### INSTRUCTION
Separate out the lines that hold "Restore".

### PROVIDED RECORDS
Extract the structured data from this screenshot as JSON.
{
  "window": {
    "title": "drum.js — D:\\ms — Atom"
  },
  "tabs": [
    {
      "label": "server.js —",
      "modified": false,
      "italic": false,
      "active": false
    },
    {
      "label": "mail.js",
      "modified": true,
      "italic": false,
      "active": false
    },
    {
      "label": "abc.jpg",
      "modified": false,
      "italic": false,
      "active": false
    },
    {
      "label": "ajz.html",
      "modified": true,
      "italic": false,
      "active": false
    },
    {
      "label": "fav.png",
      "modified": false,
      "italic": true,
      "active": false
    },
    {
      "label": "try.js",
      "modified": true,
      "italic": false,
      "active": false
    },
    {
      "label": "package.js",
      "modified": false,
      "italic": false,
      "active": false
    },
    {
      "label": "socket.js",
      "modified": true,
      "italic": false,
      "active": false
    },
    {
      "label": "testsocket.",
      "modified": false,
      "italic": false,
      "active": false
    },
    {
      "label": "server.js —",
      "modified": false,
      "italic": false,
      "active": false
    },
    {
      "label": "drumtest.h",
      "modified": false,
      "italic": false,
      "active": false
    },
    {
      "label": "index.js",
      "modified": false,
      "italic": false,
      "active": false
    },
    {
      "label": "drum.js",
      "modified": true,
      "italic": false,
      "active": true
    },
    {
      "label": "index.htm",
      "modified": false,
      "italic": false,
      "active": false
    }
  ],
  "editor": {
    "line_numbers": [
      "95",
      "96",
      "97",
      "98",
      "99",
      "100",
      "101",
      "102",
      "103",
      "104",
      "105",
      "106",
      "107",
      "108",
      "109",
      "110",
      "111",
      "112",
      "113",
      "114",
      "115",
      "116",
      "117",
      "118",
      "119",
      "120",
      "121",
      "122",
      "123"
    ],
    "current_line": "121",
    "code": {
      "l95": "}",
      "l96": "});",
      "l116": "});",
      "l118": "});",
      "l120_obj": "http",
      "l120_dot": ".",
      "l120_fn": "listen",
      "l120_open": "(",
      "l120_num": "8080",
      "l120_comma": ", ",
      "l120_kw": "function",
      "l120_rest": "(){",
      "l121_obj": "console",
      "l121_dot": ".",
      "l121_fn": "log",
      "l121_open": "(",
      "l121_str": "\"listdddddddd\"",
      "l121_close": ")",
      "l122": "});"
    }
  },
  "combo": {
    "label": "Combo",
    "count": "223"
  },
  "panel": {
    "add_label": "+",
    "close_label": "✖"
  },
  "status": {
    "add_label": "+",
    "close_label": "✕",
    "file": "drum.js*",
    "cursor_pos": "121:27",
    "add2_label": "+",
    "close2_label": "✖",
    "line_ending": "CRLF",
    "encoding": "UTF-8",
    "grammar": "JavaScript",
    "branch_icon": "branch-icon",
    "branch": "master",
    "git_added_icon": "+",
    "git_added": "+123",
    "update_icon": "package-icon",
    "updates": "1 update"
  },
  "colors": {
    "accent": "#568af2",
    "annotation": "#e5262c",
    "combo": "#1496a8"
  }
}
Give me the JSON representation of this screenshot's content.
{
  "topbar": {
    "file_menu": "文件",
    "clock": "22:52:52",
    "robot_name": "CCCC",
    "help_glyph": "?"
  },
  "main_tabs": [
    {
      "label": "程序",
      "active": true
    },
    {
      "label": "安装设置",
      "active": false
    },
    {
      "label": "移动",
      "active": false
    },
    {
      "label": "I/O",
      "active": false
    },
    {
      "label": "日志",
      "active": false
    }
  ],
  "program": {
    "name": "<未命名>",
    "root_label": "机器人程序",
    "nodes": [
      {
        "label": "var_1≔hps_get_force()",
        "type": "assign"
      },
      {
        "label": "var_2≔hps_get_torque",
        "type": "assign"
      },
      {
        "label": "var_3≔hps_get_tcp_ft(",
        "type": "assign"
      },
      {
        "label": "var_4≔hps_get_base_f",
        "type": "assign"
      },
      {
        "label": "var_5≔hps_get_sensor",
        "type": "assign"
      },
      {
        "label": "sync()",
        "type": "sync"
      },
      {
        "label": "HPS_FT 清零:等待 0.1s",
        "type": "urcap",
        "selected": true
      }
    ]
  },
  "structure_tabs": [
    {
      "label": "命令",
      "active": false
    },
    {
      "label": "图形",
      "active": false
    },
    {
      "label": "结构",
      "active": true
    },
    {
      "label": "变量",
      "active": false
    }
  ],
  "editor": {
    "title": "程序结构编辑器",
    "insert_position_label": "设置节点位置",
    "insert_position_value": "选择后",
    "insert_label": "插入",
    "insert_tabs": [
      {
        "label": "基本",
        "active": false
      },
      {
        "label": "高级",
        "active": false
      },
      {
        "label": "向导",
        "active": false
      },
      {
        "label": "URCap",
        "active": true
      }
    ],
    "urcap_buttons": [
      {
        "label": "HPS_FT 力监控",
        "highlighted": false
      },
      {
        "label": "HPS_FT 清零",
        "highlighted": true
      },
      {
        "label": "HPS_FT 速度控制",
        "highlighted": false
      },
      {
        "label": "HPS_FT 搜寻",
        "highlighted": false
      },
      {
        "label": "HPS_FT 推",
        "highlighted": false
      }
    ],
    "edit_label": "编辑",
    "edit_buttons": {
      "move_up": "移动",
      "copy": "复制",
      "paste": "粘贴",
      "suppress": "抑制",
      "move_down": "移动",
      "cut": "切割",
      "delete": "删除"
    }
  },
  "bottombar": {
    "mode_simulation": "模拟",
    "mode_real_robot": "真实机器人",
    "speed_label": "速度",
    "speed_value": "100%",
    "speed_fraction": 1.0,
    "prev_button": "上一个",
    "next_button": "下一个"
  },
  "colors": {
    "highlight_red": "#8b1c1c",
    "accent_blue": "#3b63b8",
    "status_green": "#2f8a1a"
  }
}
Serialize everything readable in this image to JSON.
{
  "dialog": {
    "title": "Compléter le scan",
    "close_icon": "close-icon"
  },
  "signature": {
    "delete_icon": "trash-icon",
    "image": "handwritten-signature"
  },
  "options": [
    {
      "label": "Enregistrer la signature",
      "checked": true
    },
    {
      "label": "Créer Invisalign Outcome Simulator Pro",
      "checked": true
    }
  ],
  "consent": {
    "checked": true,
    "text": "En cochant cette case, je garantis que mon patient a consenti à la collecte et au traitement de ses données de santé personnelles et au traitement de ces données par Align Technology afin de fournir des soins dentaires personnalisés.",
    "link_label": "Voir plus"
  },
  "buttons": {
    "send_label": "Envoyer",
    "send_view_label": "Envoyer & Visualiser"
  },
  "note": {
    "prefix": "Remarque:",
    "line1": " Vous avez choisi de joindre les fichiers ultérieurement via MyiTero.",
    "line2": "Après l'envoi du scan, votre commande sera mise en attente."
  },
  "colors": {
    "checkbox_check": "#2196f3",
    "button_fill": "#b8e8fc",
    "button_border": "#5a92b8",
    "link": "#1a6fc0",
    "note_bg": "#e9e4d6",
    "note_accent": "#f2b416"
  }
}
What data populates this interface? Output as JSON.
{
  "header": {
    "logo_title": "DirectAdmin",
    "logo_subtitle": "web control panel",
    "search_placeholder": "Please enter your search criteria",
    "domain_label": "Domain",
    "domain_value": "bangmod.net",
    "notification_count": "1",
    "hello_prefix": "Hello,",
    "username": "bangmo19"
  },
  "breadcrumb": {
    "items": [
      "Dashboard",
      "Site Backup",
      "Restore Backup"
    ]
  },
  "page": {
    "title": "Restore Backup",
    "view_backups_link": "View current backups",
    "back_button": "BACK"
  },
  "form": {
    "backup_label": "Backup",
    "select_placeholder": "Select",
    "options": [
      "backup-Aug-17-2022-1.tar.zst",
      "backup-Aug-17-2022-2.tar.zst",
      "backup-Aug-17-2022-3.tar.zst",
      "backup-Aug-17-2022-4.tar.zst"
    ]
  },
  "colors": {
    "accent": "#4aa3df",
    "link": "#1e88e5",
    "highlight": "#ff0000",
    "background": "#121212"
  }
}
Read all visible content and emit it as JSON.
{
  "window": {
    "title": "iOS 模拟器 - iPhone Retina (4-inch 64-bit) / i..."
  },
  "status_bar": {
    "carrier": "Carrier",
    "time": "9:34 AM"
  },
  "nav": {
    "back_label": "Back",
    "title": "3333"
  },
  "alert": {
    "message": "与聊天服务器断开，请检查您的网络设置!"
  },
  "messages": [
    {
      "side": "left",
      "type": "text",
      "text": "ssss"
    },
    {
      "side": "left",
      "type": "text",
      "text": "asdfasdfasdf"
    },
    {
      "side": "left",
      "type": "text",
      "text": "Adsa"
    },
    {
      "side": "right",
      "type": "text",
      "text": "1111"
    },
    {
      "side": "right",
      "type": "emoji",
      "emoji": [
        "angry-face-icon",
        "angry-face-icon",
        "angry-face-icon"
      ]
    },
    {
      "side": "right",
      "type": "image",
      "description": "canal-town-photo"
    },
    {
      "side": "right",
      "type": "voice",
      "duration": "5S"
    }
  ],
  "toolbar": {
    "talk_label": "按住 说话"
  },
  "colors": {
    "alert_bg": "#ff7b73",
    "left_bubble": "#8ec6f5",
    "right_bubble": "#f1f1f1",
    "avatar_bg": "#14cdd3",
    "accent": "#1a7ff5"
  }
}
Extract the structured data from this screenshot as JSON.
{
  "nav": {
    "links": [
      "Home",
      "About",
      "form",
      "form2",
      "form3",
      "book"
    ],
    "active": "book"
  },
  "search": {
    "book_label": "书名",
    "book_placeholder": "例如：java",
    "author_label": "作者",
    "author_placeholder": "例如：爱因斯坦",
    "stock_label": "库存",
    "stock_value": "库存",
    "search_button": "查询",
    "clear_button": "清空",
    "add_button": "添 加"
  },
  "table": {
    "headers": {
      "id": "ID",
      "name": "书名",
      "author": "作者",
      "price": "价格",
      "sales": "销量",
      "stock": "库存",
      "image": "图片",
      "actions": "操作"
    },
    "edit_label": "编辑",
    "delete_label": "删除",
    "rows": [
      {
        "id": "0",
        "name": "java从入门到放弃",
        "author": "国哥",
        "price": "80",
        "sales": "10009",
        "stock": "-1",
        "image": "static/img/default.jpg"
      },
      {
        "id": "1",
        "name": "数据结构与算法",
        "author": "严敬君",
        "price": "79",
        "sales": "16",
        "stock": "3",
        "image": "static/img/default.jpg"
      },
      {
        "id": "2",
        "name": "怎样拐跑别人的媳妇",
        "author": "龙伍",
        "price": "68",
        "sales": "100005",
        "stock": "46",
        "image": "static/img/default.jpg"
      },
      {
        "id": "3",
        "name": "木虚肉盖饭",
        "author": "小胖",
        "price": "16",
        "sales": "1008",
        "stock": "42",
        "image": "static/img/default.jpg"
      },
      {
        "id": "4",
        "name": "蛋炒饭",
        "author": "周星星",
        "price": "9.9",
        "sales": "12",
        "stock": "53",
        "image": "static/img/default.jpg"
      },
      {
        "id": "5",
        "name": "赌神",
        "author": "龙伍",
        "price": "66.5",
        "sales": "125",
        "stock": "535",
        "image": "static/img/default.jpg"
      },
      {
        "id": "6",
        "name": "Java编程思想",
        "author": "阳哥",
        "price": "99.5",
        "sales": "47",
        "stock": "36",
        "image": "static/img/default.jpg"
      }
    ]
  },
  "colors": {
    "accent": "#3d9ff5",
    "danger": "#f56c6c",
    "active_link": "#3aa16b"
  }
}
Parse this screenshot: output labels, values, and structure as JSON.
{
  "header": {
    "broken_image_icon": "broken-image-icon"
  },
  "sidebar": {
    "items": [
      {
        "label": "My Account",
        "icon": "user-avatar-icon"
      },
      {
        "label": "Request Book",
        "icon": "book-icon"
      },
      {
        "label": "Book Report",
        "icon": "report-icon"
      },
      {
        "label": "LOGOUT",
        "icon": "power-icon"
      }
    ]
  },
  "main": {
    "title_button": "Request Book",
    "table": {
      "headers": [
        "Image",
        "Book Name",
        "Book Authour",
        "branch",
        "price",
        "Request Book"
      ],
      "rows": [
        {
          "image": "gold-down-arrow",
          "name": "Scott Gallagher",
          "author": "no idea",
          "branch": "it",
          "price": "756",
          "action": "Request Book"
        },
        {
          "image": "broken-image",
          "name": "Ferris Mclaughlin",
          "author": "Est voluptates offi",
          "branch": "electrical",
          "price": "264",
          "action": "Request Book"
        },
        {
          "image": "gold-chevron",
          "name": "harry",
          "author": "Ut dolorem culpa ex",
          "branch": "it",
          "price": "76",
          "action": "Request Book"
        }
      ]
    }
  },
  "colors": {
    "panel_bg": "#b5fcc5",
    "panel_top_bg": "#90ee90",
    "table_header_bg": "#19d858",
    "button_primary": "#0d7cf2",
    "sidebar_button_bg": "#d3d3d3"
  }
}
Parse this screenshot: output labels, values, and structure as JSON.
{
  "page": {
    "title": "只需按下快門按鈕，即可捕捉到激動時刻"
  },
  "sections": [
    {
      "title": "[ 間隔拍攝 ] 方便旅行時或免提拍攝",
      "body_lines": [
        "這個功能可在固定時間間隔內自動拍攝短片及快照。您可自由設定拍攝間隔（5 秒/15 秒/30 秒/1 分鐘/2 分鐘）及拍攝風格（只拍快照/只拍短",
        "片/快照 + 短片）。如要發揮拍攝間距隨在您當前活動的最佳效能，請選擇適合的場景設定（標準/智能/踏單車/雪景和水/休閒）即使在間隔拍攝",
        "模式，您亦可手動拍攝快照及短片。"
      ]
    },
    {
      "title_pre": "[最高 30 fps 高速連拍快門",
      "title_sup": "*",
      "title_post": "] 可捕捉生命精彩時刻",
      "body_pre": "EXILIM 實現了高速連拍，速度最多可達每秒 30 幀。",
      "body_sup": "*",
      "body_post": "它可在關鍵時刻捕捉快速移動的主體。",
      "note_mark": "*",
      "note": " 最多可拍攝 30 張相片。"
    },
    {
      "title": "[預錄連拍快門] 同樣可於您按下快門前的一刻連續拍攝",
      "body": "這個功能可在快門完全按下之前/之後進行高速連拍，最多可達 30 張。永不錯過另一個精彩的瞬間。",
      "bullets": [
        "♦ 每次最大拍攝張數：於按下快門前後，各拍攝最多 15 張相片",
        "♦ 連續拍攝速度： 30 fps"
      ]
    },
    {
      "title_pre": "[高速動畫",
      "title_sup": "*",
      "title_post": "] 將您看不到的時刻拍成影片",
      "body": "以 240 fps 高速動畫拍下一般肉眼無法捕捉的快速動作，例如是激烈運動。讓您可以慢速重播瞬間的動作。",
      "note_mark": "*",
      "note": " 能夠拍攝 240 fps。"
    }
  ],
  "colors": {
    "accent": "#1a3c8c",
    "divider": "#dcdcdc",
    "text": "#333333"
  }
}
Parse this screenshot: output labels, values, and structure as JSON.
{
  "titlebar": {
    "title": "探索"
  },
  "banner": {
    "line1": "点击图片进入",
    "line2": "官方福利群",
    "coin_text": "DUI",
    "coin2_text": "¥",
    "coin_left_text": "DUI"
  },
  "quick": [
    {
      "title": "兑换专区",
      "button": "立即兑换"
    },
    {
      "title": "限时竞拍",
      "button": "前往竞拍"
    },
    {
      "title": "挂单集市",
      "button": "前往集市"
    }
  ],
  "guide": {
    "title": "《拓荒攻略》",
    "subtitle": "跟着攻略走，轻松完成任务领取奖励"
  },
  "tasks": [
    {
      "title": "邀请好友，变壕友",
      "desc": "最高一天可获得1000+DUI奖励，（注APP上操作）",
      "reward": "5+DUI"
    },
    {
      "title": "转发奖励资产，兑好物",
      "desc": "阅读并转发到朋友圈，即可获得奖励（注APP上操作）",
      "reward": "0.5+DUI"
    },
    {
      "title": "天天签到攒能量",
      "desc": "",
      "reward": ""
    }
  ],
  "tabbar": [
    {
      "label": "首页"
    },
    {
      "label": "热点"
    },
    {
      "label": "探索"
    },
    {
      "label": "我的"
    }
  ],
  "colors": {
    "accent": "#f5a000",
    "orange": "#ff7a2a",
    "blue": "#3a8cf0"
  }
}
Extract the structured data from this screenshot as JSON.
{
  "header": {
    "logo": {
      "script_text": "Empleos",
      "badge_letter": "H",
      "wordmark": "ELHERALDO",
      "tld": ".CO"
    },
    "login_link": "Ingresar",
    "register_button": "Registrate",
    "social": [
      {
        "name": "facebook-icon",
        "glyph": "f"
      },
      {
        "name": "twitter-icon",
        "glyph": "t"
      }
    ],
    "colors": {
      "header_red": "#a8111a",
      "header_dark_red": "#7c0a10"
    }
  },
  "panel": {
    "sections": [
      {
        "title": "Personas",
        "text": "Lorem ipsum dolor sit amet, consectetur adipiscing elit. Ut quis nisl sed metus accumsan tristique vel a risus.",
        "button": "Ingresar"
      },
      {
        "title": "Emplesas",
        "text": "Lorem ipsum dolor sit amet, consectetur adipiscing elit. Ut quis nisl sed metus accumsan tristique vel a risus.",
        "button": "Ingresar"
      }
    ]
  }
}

### TASK RESPONSE
      "Restore Backup"
    "title": "Restore Backup",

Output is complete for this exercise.